▶ **BRIEF**
Transcribe all of the records precisely as they are presented.

▶ **ENTRIES SHOWN**
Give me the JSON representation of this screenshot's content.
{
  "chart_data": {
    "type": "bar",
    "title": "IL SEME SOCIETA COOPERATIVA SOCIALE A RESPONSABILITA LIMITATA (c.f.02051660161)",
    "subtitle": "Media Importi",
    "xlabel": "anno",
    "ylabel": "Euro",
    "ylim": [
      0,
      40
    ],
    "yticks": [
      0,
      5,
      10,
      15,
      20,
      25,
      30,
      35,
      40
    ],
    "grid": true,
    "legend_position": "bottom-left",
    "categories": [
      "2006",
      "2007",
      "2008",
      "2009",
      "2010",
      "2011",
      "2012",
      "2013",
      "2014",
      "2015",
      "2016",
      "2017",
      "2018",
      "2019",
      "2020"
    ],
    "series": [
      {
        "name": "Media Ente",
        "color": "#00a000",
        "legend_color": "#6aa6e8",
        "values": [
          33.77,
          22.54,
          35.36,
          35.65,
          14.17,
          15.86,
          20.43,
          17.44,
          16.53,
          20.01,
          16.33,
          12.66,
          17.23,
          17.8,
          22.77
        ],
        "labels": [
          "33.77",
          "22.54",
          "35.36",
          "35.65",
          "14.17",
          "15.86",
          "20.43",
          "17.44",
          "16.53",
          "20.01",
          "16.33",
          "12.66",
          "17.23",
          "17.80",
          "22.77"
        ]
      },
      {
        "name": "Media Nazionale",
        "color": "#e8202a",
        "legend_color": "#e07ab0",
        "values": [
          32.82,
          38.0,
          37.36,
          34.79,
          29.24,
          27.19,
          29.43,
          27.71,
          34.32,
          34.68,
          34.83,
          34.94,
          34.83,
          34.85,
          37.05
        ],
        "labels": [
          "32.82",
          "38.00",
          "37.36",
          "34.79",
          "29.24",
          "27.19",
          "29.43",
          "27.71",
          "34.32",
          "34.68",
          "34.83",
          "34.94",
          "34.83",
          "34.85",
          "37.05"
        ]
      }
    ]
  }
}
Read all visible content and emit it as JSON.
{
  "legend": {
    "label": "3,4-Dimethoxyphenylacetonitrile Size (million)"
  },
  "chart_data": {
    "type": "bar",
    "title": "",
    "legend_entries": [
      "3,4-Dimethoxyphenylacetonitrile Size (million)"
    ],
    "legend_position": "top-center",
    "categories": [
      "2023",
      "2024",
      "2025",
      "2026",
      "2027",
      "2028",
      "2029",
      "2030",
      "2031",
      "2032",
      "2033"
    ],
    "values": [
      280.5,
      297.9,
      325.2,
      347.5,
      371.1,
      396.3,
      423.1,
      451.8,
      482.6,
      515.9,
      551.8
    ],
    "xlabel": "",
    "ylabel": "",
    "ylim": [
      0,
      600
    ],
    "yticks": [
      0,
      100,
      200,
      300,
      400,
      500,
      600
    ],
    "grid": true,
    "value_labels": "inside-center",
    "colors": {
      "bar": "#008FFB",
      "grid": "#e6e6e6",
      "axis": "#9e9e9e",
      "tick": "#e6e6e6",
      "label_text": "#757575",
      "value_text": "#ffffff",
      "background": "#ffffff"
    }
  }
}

▶ **FINISHED EXERCISE**
Give me the JSON representation of this screenshot's content.
{
  "chart_data": {
    "type": "bar",
    "title": "IL SEME SOCIETA COOPERATIVA SOCIALE A RESPONSABILITA LIMITATA (c.f.02051660161)",
    "subtitle": "Media Importi",
    "xlabel": "anno",
    "ylabel": "Euro",
    "ylim": [
      0,
      40
    ],
    "yticks": [
      0,
      5,
      10,
      15,
      20,
      25,
      30,
      35,
      40
    ],
    "grid": true,
    "legend_position": "bottom-left",
    "categories": [
      "2006",
      "2007",
      "2008",
      "2009",
      "2010",
      "2011",
      "2012",
      "2013",
      "2014",
      "2015",
      "2016",
      "2017",
      "2018",
      "2019",
      "2020"
    ],
    "series": [
      {
        "name": "Media Ente",
        "color": "#00a000",
        "legend_color": "#6aa6e8",
        "values": [
          33.77,
          22.54,
          35.36,
          35.65,
          14.17,
          15.86,
          20.43,
          17.44,
          16.53,
          20.01,
          16.33,
          12.66,
          17.23,
          17.8,
          22.77
        ],
        "labels": [
          "33.77",
          "22.54",
          "35.36",
          "35.65",
          "14.17",
          "15.86",
          "20.43",
          "17.44",
          "16.53",
          "20.01",
          "16.33",
          "12.66",
          "17.23",
          "17.80",
          "22.77"
        ]
      },
      {
        "name": "Media Nazionale",
        "color": "#e8202a",
        "legend_color": "#e07ab0",
        "values": [
          32.82,
          38.0,
          37.36,
          34.79,
          29.24,
          27.19,
          29.43,
          27.71,
          34.32,
          34.68,
          34.83,
          34.94,
          34.83,
          34.85,
          37.05
        ],
        "labels": [
          "32.82",
          "38.00",
          "37.36",
          "34.79",
          "29.24",
          "27.19",
          "29.43",
          "27.71",
          "34.32",
          "34.68",
          "34.83",
          "34.94",
          "34.83",
          "34.85",
          "37.05"
        ]
      }
    ]
  }
}
Read all visible content and emit it as JSON.
{
  "legend": {
    "label": "3,4-Dimethoxyphenylacetonitrile Size (million)"
  },
  "chart_data": {
    "type": "bar",
    "title": "",
    "legend_entries": [
      "3,4-Dimethoxyphenylacetonitrile Size (million)"
    ],
    "legend_position": "top-center",
    "categories": [
      "2023",
      "2024",
      "2025",
      "2026",
      "2027",
      "2028",
      "2029",
      "2030",
      "2031",
      "2032",
      "2033"
    ],
    "values": [
      280.5,
      297.9,
      325.2,
      347.5,
      371.1,
      396.3,
      423.1,
      451.8,
      482.6,
      515.9,
      551.8
    ],
    "xlabel": "",
    "ylabel": "",
    "ylim": [
      0,
      600
    ],
    "yticks": [
      0,
      100,
      200,
      300,
      400,
      500,
      600
    ],
    "grid": true,
    "value_labels": "inside-center",
    "colors": {
      "bar": "#008FFB",
      "grid": "#e6e6e6",
      "axis": "#9e9e9e",
      "tick": "#e6e6e6",
      "label_text": "#757575",
      "value_text": "#ffffff",
      "background": "#ffffff"
    }
  }
}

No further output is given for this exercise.